INSTRUCTIONS TO FOLLOW | Reproduce verbatim the stretch of the Fort of São João das Maias passage from "At the time of" through "camp until 1996.".

In 1802, after the brief War of the Oranges in 1801, there were 24 artillery pieces of various calibres: eight on the original battery, twelve on a new battery, and four on the terrace above the strong house. In the context of the Peninsular War (1808–1814) the Fort of São João das Maias was integrated into the third of three lines of defence known as the Lines of Torres Vedras, at the extremity of a wall and trench designated "Military Work No. 110" out of a total of 152 works in the three lines. While the first two lines to the north of Lisbon were designed to protect the Portuguese capital, this third line was aimed at protecting the possible evacuation of Portuguese and British soldiers, the latter commanded by Arthur Wellesley, 1st Duke of Wellington. The evacuation was planned to take place at the fort of São Julião da Barra but was not required due to the success of the most northerly of the lines in resisting French troops.

At the time of the Portuguese Civil War (1828–1834), the fort had 14 artillery pieces of various calibres. It was rebuilt in 1853 and further restoration was carried out in 1868 but the fort was never again used and, like other coastal fortifications at the time, it eventually fell into disrepair. In 1940 some of its land was given over for the construction of the new coastal road from Lisbon to Cascais, known as the Marginal. After this it had various uses as holiday camps for military families, including for the Portuguese Legion, a paramilitary organization of the right-wing Estado Novo dictatorship. After the return to democracy with the Carnation Revolution in 1974, the fort was returned to the armed forces, and continued to be used as a holiday camp until 1996.

INFORMATION PROVIDED |
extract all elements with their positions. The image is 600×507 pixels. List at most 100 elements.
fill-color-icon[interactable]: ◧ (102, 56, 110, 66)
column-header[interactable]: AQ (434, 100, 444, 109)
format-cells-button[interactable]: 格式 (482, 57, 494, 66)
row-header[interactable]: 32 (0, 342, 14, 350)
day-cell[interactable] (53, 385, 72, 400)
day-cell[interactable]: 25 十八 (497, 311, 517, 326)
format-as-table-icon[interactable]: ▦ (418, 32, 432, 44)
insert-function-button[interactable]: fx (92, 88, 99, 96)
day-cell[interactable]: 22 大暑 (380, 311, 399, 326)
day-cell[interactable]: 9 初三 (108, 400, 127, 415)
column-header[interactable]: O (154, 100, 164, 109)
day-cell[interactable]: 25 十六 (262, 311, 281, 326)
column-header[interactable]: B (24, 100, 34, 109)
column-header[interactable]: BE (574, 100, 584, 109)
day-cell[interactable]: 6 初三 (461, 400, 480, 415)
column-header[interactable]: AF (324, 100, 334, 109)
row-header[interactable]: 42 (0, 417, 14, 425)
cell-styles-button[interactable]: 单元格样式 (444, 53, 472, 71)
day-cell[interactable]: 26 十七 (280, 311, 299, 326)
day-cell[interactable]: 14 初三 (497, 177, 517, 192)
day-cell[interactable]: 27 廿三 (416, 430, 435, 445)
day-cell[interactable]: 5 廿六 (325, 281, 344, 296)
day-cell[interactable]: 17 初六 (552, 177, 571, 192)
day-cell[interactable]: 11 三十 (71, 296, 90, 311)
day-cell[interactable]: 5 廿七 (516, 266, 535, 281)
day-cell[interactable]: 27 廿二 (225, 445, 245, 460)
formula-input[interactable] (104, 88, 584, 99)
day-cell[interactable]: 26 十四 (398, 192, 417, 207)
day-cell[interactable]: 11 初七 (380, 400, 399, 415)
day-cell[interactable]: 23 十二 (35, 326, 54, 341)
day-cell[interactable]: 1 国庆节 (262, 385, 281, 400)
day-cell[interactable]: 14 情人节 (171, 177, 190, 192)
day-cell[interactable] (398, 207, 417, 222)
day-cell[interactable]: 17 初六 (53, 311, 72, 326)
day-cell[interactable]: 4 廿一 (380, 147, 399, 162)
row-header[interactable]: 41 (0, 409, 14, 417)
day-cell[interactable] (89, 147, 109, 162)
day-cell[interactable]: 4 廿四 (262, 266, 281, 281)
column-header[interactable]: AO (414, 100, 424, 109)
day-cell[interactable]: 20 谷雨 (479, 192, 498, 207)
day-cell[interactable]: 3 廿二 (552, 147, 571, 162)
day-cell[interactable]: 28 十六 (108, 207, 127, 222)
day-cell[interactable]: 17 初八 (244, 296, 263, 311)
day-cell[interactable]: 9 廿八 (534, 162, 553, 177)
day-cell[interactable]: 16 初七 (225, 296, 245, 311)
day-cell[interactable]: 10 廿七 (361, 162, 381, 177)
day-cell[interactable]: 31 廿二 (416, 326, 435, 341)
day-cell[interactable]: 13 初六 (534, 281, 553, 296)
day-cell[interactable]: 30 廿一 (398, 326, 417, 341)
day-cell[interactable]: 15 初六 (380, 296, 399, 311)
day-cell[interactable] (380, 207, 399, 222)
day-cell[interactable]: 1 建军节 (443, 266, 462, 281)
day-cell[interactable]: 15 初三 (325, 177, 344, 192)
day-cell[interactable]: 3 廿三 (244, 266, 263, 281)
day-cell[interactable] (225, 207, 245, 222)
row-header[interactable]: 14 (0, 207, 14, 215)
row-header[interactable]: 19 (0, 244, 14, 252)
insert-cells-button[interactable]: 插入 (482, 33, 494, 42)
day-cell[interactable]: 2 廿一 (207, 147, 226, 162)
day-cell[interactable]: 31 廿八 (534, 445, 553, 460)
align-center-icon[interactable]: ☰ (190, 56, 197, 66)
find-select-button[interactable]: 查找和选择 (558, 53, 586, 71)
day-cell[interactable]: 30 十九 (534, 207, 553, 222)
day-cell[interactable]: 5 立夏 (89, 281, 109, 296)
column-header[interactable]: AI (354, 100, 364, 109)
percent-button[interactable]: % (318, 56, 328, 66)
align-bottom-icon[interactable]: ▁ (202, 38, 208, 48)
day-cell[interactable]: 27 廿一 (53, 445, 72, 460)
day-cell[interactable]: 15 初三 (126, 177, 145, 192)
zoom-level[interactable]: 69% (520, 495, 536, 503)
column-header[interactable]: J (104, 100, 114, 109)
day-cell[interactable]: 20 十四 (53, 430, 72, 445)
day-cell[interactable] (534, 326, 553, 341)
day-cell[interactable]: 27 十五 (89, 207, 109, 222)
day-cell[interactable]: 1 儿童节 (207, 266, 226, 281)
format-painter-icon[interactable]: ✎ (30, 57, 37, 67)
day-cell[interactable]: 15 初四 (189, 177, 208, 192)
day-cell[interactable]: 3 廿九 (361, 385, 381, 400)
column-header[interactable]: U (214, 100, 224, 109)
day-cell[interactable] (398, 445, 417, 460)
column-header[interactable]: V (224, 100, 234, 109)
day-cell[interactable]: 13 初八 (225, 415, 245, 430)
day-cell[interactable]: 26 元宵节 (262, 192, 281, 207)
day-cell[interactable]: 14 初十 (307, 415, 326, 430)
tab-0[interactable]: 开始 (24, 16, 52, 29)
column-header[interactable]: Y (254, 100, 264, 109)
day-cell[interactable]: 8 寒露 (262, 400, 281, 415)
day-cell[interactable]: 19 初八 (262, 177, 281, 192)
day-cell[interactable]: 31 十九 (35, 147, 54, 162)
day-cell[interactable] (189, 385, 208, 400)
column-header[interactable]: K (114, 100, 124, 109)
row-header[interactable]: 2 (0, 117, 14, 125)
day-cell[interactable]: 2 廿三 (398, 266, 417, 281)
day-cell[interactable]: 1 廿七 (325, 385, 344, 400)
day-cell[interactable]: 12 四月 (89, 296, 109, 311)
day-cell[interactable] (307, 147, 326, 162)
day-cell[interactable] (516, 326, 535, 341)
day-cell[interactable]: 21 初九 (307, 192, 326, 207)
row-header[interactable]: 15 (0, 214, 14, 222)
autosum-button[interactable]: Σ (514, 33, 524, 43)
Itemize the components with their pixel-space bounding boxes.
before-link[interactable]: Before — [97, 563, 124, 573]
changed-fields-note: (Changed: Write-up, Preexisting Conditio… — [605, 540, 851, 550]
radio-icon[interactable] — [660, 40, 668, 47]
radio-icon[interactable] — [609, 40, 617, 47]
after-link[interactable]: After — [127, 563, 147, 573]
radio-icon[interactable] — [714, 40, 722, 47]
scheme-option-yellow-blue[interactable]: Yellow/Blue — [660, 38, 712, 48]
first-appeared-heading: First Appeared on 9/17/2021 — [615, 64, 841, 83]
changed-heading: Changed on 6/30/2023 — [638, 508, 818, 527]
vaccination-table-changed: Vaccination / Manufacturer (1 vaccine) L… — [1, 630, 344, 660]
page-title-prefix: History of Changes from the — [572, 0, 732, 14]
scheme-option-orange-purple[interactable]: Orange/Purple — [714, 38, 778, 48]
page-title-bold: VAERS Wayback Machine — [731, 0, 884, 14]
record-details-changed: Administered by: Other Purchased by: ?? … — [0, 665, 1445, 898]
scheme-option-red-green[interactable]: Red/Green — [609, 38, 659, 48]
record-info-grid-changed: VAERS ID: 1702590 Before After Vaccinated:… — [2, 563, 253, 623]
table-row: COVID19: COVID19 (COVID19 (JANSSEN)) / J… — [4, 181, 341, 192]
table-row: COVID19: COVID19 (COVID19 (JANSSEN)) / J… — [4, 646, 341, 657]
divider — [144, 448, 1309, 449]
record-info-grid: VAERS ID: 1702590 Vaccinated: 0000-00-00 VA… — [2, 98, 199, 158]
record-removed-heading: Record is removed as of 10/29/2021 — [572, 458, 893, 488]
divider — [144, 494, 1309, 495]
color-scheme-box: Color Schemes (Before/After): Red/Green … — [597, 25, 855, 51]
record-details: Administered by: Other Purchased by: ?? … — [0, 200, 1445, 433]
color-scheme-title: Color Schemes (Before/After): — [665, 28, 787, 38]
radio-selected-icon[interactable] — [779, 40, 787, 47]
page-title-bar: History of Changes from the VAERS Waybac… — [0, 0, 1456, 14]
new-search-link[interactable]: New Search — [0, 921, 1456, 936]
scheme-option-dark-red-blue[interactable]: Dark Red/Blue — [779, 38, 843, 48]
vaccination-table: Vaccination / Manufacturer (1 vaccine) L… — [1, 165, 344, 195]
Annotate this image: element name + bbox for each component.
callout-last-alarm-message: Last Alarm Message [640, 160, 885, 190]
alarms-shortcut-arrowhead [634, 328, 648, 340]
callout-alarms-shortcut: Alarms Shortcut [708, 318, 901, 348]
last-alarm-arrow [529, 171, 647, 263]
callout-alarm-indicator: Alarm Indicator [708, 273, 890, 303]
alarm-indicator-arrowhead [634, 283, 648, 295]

OUTPUT FOR THIS TASK |
At the time of the Portuguese Civil War (1828–1834), the fort had 14 artillery pieces of various calibres. It was rebuilt in 1853 and further restoration was carried out in 1868 but the fort was never again used and, like other coastal fortifications at the time, it eventually fell into disrepair. In 1940 some of its land was given over for the construction of the new coastal road from Lisbon to Cascais, known as the Marginal. After this it had various uses as holiday camps for military families, including for the Portuguese Legion, a paramilitary organization of the right-wing Estado Novo dictatorship. After the return to democracy with the Carnation Revolution in 1974, the fort was returned to the armed forces, and continued to be used as a holiday camp until 1996.